JOB: Write out each entry again. Keep every word exactly as it is.

──────── DATA FOR THIS EXERCISE

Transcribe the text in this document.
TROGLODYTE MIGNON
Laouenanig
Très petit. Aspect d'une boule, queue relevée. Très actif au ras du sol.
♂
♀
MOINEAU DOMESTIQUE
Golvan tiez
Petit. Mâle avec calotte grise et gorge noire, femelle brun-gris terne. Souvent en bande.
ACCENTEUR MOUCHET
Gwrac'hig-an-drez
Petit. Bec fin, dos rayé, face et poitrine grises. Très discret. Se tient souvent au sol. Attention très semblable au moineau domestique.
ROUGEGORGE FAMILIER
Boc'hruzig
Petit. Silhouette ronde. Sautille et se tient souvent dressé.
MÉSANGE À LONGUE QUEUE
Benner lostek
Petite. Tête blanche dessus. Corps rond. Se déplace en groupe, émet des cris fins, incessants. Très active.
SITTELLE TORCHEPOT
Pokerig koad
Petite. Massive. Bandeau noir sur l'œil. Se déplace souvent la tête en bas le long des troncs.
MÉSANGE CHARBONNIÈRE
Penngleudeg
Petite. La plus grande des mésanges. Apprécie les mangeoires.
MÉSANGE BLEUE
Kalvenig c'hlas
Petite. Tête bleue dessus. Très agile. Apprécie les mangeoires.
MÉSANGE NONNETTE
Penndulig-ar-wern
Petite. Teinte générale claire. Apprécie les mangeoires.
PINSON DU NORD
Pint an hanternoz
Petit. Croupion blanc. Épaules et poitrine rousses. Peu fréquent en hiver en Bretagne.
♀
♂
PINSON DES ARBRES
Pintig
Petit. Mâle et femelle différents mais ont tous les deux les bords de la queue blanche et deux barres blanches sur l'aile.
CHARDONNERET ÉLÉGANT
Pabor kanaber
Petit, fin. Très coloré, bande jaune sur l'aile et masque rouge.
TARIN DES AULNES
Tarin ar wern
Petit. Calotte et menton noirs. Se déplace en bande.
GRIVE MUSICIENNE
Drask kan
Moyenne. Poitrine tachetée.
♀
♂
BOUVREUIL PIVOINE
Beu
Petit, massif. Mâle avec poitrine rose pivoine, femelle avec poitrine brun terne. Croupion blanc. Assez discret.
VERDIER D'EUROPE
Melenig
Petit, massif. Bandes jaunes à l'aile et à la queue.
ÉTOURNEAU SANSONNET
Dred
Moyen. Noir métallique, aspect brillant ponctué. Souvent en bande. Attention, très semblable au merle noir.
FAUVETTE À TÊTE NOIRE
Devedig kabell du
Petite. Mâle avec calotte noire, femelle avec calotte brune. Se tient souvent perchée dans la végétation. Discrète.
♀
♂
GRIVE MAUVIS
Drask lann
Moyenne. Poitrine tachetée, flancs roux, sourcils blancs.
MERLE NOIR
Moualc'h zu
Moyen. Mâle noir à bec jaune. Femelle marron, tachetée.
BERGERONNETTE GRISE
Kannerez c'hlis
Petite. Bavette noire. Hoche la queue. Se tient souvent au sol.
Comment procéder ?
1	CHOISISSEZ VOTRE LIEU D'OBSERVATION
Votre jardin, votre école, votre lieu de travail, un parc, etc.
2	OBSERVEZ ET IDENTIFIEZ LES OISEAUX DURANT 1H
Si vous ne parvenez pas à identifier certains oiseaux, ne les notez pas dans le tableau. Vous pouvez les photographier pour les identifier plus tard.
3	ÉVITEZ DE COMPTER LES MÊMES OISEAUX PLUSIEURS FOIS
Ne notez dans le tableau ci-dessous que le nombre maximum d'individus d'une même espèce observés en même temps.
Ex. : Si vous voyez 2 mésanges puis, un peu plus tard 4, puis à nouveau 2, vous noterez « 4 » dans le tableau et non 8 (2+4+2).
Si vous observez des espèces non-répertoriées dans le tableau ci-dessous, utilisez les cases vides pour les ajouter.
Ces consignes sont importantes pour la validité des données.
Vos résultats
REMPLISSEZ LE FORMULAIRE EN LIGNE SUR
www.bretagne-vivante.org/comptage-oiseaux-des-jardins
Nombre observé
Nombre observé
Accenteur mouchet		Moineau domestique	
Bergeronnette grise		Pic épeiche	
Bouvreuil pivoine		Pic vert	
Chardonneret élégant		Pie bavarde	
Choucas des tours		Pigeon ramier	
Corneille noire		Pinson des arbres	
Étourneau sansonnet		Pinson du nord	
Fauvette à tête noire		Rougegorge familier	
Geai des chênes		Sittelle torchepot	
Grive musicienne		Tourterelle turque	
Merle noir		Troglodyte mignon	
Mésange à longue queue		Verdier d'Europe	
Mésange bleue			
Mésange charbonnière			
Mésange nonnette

────────────────

SOLUTION FOR THIS PROBLEM:
Transcribe the text in this document.
TROGLODYTE MIGNON
Laouenanig
Très petit. Aspect d'une boule, queue relevée. Très actif au ras du sol.
♂
♀
MOINEAU DOMESTIQUE
Golvan tiez
Petit. Mâle avec calotte grise et gorge noire, femelle brun-gris terne. Souvent en bande.
ACCENTEUR MOUCHET
Gwrac'hig-an-drez
Petit. Bec fin, dos rayé, face et poitrine grises. Très discret. Se tient souvent au sol. Attention très semblable au moineau domestique.
ROUGEGORGE FAMILIER
Boc'hruzig
Petit. Silhouette ronde. Sautille et se tient souvent dressé.
MÉSANGE À LONGUE QUEUE
Benner lostek
Petite. Tête blanche dessus. Corps rond. Se déplace en groupe, émet des cris fins, incessants. Très active.
SITTELLE TORCHEPOT
Pokerig koad
Petite. Massive. Bandeau noir sur l'œil. Se déplace souvent la tête en bas le long des troncs.
MÉSANGE CHARBONNIÈRE
Penngleudeg
Petite. La plus grande des mésanges. Apprécie les mangeoires.
MÉSANGE BLEUE
Kalvenig c'hlas
Petite. Tête bleue dessus. Très agile. Apprécie les mangeoires.
MÉSANGE NONNETTE
Penndulig-ar-wern
Petite. Teinte générale claire. Apprécie les mangeoires.
PINSON DU NORD
Pint an hanternoz
Petit. Croupion blanc. Épaules et poitrine rousses. Peu fréquent en hiver en Bretagne.
♀
♂
PINSON DES ARBRES
Pintig
Petit. Mâle et femelle différents mais ont tous les deux les bords de la queue blanche et deux barres blanches sur l'aile.
CHARDONNERET ÉLÉGANT
Pabor kanaber
Petit, fin. Très coloré, bande jaune sur l'aile et masque rouge.
TARIN DES AULNES
Tarin ar wern
Petit. Calotte et menton noirs. Se déplace en bande.
GRIVE MUSICIENNE
Drask kan
Moyenne. Poitrine tachetée.
♀
♂
BOUVREUIL PIVOINE
Beu
Petit, massif. Mâle avec poitrine rose pivoine, femelle avec poitrine brun terne. Croupion blanc. Assez discret.
VERDIER D'EUROPE
Melenig
Petit, massif. Bandes jaunes à l'aile et à la queue.
ÉTOURNEAU SANSONNET
Dred
Moyen. Noir métallique, aspect brillant ponctué. Souvent en bande. Attention, très semblable au merle noir.
FAUVETTE À TÊTE NOIRE
Devedig kabell du
Petite. Mâle avec calotte noire, femelle avec calotte brune. Se tient souvent perchée dans la végétation. Discrète.
♀
♂
GRIVE MAUVIS
Drask lann
Moyenne. Poitrine tachetée, flancs roux, sourcils blancs.
MERLE NOIR
Moualc'h zu
Moyen. Mâle noir à bec jaune. Femelle marron, tachetée.
BERGERONNETTE GRISE
Kannerez c'hlis
Petite. Bavette noire. Hoche la queue. Se tient souvent au sol.
Comment procéder ?
1	CHOISISSEZ VOTRE LIEU D'OBSERVATION
Votre jardin, votre école, votre lieu de travail, un parc, etc.
2	OBSERVEZ ET IDENTIFIEZ LES OISEAUX DURANT 1H
Si vous ne parvenez pas à identifier certains oiseaux, ne les notez pas dans le tableau. Vous pouvez les photographier pour les identifier plus tard.
3	ÉVITEZ DE COMPTER LES MÊMES OISEAUX PLUSIEURS FOIS
Ne notez dans le tableau ci-dessous que le nombre maximum d'individus d'une même espèce observés en même temps.
Ex. : Si vous voyez 2 mésanges puis, un peu plus tard 4, puis à nouveau 2, vous noterez « 4 » dans le tableau et non 8 (2+4+2).
Si vous observez des espèces non-répertoriées dans le tableau ci-dessous, utilisez les cases vides pour les ajouter.
Ces consignes sont importantes pour la validité des données.
Vos résultats
REMPLISSEZ LE FORMULAIRE EN LIGNE SUR
www.bretagne-vivante.org/comptage-oiseaux-des-jardins
Nombre observé
Nombre observé
Accenteur mouchet		Moineau domestique	
Bergeronnette grise		Pic épeiche	
Bouvreuil pivoine		Pic vert	
Chardonneret élégant		Pie bavarde	
Choucas des tours		Pigeon ramier	
Corneille noire		Pinson des arbres	
Étourneau sansonnet		Pinson du nord	
Fauvette à tête noire		Rougegorge familier	
Geai des chênes		Sittelle torchepot	
Grive musicienne		Tourterelle turque	
Merle noir		Troglodyte mignon	
Mésange à longue queue		Verdier d'Europe	
Mésange bleue			
Mésange charbonnière			
Mésange nonnette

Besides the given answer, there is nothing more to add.